Условие задания A: Выпишите без изменений часть текста о редактировании стихов Николая Рубцова, которая начинается словами «Не надо улучшать» и заканчивается словами «путного не выйдет.».

Не надо улучшать поэта, надо просто принимать в нём лучшее

Начинающий поэт Рубцов, будучи уже автором многих стихотворений, позднее вошедших в сокровищницу русской поэзии, был вынужден терпеть произвол издателей, редакторов и прочей начальственной братии. И делали они это не корысти ради и даже не со зла, а следуя неписаному закону, что молодёжь надо учить уму-разуму, иначе ничего из неё путного не выйдет.

В письме Николаю Сидоренко, руководителю поэтического семинара в Литературном институте, Николай Рубцов пишет по поводу своей первой официально издаваемой в Архангельске книги: «Стихи «Русский огонёк», «По холмам задремавшим» и ещё многие стихи, которые дали бы лицо книжке, мне предлагают обязательно убрать из рукописи. Даже стихотворение «В горнице моей светло» почему-то выбрасывают. Жаль. Но что делать? Останутся в книжке стихи мои самые давние, мной самим давно позабытые. Хорошо, что оставили стихотворение «Тихая моя родина».

А вот взгляд на описываемые поэтом события редактора трёхтомника Рубцова, выпущенного издательством «Терра», В. Зинченко. Из примечания к 1-му тому сочинений:

«Сам же он горячился в спорах с редакторами книжек, отстаивая одни стихотворения и с легкостью отказываясь от других, на его взгляд, легковесных. Все же следует отдать должное строгому редактору первых поэтических книжек Николая Рубцова, вышедших в Архангельске, В. Лихановой – ​она услышала лейтмотивную мелодию в его поэзии и оберегала сборники от включения в них недостойных, по ее пониманию, стихотворений. В июне 1969 года при подготовке к изданию сборника «Душа хранит» она посылает в Вологду большое письмо, предлагая поэту убрать из рукописи многие стихотворения «как малозначительные, недостаточно продуманные Вами. Думается, что стихи-шутки не сродни Вашему поэтическому дару… Оставшиеся стихи, а их немало, достаточно полно представляют ваше творчество со всем присущим ему своеобразием и не нарушают целостности сборника, в котором, на наш взгляд, отчетливо наметились две основные линии. Первую можно выразить вашими словами: «Люблю твою, Россия, старину». И вторая – ​это любовь к Северу, к родной природе, которая наполняет душу поэта, питает его вдохновение».

Условие задания B: Оформите в виде JSON-списка строк часть набора данных от его начала до строки, содержащей «marker-square-0.110m [1589,888,1606,906]», включительно. Каждой строке должно соответствовать одно значение списка, пустые строки не включайте.

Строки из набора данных

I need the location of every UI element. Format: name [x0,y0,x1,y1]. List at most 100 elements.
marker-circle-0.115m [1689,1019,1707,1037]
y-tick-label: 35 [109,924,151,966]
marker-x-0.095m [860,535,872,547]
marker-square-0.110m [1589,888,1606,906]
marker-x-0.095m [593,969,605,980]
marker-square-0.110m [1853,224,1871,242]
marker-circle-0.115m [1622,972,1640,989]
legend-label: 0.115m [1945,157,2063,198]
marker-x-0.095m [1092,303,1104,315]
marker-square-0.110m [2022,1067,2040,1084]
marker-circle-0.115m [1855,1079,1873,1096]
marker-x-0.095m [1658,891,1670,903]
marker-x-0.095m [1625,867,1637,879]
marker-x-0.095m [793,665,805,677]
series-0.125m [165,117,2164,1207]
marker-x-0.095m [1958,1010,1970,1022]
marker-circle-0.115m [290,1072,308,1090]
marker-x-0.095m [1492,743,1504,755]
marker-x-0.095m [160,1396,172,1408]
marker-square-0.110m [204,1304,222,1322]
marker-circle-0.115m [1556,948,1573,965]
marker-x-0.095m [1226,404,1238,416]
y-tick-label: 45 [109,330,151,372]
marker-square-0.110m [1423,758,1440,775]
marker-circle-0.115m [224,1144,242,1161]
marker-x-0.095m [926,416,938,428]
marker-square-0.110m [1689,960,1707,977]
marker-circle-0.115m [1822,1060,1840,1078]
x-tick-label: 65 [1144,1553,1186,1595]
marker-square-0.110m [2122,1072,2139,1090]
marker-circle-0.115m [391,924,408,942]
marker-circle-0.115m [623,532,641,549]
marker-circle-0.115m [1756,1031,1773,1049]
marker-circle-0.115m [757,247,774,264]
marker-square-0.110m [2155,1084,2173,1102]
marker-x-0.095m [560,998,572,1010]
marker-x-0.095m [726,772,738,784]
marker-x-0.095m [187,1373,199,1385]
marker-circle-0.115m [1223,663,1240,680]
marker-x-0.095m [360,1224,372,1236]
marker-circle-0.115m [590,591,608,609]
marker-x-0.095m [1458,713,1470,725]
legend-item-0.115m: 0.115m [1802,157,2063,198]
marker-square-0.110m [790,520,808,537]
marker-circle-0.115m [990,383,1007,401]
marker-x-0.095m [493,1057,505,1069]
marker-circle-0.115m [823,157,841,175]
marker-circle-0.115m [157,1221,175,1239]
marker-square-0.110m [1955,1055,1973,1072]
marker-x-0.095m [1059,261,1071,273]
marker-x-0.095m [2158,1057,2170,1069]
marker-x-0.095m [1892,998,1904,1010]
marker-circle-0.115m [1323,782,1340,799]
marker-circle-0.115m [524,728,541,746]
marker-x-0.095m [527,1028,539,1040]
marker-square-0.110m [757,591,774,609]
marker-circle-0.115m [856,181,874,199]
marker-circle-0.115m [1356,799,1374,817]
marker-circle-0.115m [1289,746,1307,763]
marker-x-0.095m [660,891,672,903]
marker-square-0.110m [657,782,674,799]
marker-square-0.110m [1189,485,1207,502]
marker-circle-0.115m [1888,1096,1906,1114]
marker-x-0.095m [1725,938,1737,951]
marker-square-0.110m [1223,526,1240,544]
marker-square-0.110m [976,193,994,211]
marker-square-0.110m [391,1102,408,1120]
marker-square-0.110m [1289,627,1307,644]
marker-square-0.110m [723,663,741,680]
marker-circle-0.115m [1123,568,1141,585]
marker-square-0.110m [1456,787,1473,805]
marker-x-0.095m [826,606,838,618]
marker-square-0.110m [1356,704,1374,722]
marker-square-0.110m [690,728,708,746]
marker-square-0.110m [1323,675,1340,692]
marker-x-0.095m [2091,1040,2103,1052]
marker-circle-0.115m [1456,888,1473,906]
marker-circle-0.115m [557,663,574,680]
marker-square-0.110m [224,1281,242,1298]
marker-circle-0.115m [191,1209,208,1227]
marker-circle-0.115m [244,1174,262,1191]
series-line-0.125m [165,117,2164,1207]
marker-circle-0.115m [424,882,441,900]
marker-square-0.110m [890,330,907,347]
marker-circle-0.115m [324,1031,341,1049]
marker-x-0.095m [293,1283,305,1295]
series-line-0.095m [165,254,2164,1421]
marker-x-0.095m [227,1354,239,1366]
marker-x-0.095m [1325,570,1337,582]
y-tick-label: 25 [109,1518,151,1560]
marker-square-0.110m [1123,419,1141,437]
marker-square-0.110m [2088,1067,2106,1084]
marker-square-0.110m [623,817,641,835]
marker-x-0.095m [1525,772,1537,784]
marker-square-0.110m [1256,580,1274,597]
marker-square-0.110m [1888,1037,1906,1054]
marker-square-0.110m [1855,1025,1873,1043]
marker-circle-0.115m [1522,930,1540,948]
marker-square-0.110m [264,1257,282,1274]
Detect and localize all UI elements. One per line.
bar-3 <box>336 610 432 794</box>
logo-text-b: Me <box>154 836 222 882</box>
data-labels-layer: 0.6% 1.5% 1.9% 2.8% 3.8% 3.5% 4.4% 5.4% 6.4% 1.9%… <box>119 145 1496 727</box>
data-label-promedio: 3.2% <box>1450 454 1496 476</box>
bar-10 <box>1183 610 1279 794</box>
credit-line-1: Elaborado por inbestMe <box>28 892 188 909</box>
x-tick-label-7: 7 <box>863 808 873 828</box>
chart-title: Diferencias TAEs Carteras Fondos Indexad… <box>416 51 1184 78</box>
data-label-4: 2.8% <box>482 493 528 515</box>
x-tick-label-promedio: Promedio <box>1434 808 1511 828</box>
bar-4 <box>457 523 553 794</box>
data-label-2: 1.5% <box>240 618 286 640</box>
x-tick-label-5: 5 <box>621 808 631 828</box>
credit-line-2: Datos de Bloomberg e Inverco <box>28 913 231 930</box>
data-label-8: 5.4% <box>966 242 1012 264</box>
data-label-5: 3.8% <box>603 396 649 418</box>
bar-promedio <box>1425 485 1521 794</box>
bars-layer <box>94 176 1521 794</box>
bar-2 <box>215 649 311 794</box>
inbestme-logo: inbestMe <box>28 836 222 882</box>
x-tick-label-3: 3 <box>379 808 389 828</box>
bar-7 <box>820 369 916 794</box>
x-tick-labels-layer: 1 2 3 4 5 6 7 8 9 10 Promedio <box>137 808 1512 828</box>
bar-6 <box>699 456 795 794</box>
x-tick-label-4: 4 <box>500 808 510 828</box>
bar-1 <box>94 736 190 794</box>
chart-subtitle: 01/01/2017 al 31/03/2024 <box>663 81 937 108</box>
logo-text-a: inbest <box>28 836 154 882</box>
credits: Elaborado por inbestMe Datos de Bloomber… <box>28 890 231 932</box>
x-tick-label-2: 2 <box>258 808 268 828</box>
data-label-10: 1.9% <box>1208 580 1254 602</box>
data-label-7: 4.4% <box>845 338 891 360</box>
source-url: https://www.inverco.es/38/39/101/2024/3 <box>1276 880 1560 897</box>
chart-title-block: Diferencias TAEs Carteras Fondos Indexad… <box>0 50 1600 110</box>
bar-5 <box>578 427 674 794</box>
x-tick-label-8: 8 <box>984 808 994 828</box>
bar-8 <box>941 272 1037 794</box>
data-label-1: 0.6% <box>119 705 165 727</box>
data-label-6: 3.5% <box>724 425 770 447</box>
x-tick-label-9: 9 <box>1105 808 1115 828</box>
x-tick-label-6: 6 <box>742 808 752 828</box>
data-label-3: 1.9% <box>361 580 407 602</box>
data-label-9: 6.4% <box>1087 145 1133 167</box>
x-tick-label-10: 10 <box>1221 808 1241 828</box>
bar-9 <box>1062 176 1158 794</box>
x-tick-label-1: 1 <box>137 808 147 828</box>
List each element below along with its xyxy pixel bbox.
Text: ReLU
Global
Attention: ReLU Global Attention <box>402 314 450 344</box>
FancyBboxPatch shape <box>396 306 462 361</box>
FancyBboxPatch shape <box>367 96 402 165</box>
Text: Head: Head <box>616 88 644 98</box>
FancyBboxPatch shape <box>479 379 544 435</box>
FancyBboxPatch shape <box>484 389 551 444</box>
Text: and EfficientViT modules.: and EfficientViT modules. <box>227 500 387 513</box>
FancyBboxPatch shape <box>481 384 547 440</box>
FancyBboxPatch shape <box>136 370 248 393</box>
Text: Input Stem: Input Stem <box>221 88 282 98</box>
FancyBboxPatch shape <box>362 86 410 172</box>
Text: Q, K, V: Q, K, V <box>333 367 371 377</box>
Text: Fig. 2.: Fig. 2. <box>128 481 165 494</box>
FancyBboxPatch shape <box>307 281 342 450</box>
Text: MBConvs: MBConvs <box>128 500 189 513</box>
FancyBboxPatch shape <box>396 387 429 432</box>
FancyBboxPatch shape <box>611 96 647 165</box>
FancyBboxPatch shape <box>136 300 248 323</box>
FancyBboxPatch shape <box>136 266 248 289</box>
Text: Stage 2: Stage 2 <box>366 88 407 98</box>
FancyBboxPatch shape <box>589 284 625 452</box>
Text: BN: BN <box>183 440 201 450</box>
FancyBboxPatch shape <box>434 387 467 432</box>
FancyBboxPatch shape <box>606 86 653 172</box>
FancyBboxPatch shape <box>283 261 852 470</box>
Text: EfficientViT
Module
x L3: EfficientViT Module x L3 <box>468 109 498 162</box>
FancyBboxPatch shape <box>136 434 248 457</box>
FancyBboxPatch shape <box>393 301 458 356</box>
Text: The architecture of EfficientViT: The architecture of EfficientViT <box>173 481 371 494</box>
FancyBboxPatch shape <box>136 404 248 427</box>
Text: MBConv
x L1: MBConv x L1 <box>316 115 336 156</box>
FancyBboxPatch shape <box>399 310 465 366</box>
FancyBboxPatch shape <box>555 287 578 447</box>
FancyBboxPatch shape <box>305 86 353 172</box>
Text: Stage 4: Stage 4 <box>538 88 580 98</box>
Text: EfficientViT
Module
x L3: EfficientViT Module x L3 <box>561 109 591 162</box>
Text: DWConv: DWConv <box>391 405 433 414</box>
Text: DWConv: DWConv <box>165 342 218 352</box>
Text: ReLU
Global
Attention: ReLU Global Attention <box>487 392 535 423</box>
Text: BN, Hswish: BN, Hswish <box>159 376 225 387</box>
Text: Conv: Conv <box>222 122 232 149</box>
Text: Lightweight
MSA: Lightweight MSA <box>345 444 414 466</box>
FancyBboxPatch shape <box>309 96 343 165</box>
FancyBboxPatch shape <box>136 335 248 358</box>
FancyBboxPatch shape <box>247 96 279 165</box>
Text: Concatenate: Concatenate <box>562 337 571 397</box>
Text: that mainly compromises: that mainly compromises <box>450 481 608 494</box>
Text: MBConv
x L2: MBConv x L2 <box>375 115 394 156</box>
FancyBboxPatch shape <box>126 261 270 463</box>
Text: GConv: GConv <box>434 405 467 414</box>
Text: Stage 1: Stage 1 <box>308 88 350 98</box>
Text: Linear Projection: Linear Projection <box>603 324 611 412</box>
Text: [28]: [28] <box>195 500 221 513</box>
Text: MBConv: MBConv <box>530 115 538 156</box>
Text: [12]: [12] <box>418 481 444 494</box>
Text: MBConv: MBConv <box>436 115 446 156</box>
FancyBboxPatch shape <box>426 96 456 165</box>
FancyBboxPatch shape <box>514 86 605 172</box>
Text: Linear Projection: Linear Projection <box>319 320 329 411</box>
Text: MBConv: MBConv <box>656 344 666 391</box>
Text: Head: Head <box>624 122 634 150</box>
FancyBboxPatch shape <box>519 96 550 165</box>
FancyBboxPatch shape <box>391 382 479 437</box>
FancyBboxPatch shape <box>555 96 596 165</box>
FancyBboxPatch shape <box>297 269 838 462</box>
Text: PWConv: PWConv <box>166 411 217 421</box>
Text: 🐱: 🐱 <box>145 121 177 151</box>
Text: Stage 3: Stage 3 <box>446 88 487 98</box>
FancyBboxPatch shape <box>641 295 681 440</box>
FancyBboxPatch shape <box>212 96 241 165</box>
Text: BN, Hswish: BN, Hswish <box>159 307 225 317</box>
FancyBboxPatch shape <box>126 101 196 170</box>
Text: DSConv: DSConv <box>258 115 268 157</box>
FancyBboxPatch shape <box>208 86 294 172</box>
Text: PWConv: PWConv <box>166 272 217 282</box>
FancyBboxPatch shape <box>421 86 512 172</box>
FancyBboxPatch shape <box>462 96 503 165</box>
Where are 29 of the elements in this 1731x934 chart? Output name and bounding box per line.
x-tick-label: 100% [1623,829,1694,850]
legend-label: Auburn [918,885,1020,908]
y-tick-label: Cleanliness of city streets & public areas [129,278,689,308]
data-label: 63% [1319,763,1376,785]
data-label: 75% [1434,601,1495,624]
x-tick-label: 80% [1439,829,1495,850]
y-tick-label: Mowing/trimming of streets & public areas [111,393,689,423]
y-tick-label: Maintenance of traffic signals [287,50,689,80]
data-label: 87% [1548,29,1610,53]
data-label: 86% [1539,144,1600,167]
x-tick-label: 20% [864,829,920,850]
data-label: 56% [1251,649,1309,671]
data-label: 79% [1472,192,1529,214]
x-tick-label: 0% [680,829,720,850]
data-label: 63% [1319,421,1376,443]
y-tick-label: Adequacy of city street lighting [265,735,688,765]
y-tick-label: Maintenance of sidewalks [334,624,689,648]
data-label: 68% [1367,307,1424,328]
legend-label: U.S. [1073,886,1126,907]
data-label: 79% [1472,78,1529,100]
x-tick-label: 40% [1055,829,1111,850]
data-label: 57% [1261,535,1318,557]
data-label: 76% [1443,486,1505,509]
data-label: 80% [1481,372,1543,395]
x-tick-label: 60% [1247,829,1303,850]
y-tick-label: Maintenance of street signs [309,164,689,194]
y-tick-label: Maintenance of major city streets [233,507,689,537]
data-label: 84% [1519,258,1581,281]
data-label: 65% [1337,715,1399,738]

Решение упражнения A:
Не надо улучшать поэта, надо просто принимать в нём лучшее

Начинающий поэт Рубцов, будучи уже автором многих стихотворений, позднее вошедших в сокровищницу русской поэзии, был вынужден терпеть произвол издателей, редакторов и прочей начальственной братии. И делали они это не корысти ради и даже не со зла, а следуя неписаному закону, что молодёжь надо учить уму-разуму, иначе ничего из неё путного не выйдет.

Решение упражнения B:
[
  "I need the location of every UI element. Format: name [x0,y0,x1,y1]. List at most 100 elements.",
  "marker-circle-0.115m [1689,1019,1707,1037]",
  "y-tick-label: 35 [109,924,151,966]",
  "marker-x-0.095m [860,535,872,547]",
  "marker-square-0.110m [1589,888,1606,906]"
]